§ **Prompt**
Pull every line with the word "advertising" out of the entries below.
# # #
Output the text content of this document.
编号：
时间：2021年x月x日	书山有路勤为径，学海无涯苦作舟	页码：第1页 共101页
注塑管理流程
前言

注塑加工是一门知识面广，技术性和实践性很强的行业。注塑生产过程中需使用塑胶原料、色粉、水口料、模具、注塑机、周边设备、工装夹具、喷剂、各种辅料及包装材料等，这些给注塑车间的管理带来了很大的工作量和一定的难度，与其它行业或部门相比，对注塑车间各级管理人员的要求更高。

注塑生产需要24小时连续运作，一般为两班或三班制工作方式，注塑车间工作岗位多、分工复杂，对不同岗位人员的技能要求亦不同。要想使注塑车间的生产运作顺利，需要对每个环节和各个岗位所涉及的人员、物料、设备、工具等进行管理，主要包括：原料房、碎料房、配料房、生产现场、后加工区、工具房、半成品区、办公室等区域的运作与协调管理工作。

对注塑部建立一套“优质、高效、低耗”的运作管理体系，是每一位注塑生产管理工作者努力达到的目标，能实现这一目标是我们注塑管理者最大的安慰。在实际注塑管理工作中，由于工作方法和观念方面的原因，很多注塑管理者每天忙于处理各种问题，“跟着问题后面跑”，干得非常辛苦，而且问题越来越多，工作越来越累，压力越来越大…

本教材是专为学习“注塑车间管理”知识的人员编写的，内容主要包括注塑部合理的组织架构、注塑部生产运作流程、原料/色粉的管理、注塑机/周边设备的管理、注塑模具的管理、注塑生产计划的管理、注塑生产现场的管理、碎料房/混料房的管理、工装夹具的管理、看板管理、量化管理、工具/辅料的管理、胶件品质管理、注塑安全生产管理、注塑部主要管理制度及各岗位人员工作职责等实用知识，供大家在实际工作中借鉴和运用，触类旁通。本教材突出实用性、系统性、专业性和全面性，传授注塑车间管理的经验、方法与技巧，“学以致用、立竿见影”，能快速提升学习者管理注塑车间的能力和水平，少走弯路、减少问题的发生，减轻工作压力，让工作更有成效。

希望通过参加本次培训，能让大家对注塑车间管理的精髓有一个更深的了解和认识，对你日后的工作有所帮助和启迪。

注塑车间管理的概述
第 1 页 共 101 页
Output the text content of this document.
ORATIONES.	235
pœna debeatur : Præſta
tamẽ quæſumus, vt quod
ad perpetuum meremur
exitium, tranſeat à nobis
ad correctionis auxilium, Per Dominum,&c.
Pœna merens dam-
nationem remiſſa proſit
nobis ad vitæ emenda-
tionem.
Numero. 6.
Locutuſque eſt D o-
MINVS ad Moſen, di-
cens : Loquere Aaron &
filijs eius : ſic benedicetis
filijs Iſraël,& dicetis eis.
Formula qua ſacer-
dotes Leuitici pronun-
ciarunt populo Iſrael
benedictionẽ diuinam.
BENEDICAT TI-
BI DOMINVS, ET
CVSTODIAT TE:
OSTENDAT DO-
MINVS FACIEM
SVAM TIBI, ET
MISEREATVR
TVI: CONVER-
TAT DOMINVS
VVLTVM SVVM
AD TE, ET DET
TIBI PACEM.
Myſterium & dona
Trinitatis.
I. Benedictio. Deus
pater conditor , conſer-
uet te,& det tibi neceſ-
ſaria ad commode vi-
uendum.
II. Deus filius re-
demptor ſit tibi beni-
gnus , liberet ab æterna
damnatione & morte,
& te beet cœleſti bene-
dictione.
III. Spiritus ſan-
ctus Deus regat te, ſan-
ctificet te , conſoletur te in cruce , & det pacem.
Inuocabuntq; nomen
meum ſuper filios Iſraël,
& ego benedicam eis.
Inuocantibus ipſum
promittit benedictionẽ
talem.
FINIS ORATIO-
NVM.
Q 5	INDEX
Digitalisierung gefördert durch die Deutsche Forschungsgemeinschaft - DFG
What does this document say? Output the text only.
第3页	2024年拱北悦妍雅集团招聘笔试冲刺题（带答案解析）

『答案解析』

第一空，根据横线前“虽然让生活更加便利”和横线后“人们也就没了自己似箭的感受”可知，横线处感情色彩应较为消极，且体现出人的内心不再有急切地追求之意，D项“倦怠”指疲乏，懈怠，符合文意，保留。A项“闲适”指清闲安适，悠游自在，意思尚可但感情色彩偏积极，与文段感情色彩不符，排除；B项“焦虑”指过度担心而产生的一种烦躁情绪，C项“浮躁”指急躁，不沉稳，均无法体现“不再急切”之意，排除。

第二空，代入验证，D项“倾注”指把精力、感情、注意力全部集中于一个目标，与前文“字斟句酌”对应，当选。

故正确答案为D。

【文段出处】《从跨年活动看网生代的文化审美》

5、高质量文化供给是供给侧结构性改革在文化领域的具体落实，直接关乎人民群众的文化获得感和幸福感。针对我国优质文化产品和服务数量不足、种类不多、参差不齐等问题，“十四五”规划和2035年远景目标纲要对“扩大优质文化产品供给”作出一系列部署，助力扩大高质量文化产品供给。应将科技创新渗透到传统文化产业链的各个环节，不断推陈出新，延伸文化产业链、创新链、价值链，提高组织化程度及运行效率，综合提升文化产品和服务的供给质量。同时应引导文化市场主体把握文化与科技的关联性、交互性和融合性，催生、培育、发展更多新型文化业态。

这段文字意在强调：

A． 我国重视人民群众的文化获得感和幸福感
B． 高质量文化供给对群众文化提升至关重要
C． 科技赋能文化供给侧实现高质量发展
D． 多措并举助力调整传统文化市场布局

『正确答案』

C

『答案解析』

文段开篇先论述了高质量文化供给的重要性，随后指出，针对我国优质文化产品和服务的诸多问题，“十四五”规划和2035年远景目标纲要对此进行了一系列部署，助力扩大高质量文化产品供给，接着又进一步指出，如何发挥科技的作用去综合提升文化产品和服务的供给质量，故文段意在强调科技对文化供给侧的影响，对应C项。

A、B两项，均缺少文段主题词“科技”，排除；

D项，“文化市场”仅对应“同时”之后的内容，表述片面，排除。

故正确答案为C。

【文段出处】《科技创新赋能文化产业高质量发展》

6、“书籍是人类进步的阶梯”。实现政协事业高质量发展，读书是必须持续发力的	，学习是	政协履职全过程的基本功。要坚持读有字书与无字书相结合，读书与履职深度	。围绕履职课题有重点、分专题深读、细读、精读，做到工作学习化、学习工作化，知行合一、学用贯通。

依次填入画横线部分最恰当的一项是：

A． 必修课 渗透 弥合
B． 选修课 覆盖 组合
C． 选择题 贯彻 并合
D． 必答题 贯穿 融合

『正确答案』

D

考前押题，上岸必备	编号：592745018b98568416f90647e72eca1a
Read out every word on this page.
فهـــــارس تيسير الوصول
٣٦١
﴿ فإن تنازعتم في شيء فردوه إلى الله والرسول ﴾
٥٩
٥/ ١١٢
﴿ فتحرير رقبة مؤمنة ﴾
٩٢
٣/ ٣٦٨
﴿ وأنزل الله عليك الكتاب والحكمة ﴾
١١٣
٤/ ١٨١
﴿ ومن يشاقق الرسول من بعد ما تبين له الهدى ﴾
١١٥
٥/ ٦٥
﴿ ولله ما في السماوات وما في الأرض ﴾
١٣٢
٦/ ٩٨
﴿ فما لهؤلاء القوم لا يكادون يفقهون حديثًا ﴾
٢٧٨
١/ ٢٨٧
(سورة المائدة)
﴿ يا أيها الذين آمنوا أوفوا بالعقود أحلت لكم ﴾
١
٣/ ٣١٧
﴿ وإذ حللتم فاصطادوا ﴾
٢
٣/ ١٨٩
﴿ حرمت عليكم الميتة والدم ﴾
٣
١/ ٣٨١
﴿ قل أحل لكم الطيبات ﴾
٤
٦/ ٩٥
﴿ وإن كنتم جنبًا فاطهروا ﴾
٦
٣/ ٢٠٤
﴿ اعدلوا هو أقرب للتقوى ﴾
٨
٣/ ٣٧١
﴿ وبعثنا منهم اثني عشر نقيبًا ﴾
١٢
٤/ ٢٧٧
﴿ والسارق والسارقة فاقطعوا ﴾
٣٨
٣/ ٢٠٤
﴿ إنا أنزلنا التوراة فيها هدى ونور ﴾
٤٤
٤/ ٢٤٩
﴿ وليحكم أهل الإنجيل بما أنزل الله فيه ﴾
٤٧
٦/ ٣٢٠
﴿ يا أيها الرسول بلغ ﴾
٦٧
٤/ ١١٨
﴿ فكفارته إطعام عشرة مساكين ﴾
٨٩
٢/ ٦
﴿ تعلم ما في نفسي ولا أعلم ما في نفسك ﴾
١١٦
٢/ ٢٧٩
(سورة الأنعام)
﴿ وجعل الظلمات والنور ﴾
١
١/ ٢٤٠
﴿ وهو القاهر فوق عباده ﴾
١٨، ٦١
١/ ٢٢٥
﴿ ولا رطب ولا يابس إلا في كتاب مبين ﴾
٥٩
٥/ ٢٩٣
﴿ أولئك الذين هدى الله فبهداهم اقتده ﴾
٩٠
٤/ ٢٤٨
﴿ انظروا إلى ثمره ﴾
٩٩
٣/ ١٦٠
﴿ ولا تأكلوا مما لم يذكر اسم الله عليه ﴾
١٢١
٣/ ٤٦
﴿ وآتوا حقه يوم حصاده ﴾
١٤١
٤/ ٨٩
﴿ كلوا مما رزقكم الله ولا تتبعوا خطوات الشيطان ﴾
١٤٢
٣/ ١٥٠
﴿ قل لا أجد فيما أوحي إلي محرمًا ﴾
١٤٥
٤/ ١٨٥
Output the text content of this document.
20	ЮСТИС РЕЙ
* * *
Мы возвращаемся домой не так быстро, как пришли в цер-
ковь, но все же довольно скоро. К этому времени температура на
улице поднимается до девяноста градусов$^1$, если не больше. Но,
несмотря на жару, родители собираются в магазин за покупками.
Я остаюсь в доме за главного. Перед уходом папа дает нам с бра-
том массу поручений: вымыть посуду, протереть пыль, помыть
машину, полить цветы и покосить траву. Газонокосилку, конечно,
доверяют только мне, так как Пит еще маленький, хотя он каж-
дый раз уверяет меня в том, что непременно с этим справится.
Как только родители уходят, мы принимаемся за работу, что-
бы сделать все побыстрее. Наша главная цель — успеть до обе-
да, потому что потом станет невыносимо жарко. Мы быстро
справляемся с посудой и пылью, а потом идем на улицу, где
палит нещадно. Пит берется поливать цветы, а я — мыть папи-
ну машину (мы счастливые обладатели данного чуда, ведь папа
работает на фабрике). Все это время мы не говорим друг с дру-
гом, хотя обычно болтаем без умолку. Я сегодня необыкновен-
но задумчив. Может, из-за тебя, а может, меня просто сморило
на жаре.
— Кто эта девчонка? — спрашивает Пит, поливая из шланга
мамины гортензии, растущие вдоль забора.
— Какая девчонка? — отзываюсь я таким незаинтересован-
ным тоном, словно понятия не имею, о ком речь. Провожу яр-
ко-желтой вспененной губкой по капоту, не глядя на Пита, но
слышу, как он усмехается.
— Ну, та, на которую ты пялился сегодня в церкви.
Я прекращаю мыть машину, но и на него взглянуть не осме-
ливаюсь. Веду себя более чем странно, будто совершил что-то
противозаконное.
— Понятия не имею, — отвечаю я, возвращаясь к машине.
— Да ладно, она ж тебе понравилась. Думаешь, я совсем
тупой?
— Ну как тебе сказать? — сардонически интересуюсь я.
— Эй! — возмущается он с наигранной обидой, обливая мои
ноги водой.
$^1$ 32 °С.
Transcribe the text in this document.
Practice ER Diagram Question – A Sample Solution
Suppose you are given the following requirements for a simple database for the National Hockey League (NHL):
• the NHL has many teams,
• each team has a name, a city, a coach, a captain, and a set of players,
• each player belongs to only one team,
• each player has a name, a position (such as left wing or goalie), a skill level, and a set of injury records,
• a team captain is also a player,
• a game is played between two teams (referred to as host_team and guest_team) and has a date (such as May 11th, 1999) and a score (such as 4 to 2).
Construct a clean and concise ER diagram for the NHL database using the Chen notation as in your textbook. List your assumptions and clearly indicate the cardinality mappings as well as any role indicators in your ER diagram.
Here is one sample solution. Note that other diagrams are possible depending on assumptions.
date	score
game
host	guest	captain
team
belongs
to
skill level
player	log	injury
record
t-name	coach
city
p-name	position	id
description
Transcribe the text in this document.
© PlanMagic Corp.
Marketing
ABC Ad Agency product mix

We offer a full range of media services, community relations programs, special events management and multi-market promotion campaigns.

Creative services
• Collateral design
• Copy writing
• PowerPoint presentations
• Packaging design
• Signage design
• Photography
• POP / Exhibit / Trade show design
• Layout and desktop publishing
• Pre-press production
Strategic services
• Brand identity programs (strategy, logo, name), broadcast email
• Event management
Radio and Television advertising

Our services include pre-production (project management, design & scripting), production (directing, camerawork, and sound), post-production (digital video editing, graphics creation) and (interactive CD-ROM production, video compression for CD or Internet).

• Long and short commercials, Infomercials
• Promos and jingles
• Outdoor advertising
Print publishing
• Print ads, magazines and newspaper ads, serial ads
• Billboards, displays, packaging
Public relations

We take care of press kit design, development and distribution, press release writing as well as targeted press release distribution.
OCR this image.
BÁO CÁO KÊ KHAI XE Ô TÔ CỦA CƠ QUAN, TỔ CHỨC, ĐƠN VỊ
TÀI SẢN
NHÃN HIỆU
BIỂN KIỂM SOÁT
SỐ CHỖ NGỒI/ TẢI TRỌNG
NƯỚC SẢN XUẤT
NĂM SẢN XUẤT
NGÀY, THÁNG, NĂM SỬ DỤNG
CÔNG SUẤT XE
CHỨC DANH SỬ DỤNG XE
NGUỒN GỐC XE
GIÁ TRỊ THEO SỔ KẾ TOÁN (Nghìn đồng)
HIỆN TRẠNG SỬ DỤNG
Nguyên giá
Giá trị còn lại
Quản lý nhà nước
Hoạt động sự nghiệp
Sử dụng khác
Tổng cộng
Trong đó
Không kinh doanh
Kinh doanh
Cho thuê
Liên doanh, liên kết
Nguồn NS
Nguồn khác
# # #
§ **Worked solution**
Radio and Television advertising
• Outdoor advertising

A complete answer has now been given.